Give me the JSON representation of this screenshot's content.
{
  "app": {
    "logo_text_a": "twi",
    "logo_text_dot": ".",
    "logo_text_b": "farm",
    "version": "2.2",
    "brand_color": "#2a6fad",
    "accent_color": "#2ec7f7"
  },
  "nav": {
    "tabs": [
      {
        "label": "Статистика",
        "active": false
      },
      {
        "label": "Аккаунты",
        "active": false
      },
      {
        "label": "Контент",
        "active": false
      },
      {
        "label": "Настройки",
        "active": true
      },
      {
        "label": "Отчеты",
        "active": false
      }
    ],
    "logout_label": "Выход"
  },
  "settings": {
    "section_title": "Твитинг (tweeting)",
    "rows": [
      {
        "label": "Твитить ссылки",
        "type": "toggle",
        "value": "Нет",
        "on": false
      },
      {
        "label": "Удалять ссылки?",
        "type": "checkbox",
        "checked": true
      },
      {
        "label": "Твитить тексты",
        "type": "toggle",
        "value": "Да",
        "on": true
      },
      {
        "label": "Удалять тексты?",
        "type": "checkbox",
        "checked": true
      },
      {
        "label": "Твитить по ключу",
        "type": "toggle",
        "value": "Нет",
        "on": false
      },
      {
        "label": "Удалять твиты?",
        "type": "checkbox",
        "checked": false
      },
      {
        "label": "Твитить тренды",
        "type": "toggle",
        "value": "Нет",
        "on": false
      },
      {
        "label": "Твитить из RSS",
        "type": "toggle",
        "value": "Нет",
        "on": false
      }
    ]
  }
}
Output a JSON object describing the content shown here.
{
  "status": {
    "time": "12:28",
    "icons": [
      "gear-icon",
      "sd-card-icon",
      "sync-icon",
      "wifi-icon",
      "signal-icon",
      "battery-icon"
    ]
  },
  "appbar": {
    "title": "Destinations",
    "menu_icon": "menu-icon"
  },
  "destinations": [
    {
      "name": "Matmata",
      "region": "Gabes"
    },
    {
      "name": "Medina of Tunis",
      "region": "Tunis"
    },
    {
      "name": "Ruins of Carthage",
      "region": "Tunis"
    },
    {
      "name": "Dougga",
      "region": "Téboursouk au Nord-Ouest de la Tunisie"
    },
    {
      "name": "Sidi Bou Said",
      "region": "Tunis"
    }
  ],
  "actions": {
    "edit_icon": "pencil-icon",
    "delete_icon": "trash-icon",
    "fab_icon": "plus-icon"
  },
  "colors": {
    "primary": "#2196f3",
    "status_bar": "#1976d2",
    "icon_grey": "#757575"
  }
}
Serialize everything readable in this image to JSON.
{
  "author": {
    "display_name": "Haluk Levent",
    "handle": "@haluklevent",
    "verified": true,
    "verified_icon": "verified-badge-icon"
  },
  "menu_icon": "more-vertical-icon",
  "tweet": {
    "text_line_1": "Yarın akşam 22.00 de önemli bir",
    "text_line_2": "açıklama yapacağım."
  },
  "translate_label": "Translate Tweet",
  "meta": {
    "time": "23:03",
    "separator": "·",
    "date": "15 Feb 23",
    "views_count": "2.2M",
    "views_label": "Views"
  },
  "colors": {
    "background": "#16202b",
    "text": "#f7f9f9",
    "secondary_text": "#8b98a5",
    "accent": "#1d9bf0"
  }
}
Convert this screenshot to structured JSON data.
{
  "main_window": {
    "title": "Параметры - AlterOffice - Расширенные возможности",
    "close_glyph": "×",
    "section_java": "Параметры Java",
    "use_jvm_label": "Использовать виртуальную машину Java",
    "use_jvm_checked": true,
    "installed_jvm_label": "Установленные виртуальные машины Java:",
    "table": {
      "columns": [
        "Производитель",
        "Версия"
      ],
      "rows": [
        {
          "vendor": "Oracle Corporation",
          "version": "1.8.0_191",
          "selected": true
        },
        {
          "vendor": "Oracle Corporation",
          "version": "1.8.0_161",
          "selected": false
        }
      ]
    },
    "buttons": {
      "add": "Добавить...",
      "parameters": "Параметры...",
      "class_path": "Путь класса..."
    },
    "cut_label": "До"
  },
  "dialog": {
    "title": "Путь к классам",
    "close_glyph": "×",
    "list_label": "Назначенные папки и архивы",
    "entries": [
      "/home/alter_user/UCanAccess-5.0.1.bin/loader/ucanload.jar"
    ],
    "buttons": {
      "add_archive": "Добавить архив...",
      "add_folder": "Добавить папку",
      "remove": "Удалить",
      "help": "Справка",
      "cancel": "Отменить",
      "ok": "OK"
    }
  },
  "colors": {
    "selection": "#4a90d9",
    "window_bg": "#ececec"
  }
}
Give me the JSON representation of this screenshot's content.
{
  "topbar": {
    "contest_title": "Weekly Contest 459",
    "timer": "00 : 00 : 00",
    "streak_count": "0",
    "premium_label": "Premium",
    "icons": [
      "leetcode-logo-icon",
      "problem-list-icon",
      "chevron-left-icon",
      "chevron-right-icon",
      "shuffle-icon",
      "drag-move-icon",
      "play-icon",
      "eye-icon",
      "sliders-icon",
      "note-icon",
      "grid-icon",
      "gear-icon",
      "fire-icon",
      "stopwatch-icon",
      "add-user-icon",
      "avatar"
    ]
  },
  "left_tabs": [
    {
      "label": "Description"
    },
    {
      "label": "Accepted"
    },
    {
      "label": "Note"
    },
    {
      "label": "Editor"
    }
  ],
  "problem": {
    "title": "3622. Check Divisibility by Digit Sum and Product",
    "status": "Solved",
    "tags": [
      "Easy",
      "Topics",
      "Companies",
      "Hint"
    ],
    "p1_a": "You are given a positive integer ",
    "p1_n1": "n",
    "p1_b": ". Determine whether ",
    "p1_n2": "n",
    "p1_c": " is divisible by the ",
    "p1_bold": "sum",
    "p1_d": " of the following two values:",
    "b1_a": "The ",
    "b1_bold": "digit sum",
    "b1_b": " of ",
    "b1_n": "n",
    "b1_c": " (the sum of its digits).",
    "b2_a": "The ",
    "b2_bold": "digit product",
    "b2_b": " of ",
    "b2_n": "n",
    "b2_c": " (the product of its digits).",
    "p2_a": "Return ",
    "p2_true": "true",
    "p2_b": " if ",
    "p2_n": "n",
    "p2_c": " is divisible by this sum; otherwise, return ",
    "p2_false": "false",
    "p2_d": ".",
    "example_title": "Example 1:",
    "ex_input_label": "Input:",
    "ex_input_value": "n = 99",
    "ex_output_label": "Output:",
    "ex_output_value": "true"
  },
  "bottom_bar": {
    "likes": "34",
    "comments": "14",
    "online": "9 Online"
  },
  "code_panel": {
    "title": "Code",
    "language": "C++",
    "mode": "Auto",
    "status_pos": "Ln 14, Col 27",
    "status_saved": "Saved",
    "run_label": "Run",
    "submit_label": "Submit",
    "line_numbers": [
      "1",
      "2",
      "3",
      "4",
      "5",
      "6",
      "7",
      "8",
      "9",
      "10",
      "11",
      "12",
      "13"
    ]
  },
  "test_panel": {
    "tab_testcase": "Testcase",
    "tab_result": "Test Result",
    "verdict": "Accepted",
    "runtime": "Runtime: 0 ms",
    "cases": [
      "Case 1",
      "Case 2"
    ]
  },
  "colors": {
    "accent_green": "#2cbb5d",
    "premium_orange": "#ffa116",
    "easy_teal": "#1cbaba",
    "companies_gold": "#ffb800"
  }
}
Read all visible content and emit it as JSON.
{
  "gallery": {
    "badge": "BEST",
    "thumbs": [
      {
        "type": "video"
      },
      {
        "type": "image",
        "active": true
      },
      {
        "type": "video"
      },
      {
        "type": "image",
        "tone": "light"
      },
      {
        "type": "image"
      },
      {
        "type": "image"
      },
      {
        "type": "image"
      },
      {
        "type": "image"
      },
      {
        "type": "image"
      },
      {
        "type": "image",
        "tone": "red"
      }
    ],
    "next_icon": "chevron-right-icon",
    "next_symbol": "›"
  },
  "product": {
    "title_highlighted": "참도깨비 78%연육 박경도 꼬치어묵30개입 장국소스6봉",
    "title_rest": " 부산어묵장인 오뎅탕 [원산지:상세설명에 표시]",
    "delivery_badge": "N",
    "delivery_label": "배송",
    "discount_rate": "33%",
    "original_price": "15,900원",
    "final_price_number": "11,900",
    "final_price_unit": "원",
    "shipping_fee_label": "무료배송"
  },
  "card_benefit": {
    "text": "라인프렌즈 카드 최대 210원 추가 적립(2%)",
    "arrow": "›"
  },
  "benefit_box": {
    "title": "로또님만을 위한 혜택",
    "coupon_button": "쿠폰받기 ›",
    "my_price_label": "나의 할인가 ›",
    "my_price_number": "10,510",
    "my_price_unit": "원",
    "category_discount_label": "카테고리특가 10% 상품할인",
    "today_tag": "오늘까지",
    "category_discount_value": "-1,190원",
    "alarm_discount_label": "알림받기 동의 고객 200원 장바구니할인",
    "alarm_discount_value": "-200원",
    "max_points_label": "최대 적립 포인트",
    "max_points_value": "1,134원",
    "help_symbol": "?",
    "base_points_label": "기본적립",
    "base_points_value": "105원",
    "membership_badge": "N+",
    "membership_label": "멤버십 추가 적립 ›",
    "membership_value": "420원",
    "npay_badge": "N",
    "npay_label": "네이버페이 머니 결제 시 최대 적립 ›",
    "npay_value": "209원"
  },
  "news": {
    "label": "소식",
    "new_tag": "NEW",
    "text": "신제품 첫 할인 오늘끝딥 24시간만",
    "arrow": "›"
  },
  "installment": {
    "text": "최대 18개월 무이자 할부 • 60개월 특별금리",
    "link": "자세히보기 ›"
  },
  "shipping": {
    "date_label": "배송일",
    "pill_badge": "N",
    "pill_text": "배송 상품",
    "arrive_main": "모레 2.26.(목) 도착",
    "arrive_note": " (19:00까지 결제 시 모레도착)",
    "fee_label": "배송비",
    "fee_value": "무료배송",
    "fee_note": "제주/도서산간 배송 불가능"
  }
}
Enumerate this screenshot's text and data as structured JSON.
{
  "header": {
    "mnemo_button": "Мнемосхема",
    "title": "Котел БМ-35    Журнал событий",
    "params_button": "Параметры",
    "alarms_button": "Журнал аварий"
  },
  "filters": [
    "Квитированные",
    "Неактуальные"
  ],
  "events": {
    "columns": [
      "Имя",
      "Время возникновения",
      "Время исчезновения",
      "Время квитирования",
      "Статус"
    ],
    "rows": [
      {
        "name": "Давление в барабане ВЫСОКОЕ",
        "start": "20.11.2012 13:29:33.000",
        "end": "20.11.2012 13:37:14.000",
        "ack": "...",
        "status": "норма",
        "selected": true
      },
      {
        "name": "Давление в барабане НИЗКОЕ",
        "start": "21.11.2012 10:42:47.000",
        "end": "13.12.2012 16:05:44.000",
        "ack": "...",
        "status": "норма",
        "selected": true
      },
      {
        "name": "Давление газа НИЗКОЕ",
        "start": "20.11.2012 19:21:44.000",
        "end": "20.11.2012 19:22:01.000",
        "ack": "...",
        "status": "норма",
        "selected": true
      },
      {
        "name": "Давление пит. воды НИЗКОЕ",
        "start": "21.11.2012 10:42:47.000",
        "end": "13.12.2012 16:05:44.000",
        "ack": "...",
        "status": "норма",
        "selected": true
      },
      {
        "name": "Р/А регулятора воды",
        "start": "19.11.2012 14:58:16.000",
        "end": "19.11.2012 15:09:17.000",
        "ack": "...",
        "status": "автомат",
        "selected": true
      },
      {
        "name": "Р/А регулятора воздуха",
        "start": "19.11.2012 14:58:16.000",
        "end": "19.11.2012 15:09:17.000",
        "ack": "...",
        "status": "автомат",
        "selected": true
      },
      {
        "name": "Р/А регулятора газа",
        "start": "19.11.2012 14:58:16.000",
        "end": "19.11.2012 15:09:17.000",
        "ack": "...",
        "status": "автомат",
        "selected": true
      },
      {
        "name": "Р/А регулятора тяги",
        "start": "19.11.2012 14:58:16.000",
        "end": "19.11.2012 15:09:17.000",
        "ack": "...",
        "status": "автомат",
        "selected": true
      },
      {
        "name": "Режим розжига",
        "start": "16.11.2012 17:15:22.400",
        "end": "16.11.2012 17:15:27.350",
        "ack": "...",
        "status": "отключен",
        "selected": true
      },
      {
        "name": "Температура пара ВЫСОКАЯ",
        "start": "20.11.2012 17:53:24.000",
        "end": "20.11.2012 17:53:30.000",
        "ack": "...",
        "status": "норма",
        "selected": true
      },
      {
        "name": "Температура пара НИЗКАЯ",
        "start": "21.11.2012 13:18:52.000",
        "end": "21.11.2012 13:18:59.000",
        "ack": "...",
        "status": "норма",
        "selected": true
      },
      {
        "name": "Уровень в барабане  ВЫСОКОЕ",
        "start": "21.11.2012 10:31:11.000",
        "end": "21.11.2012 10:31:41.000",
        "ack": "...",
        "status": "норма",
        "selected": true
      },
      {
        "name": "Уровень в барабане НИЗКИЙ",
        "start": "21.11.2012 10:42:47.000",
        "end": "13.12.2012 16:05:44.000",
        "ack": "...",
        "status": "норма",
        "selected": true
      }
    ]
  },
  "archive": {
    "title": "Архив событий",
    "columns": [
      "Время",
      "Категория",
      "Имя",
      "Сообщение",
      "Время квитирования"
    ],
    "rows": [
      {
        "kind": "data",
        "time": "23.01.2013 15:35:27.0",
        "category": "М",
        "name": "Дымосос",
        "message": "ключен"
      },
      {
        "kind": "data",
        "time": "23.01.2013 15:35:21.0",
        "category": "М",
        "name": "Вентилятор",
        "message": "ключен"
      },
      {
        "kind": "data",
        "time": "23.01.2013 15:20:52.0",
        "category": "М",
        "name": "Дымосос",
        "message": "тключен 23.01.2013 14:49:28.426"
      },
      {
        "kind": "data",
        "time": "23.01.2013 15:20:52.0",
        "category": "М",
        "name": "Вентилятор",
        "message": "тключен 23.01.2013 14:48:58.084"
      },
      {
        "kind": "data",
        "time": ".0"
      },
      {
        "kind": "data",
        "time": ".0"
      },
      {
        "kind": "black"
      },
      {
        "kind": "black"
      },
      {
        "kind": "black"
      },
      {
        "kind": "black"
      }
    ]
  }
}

__Directions__
In the entries above, find each line with the string "verified" and copy it.

__Response to this task__
    "verified": true,
    "verified_icon": "verified-badge-icon"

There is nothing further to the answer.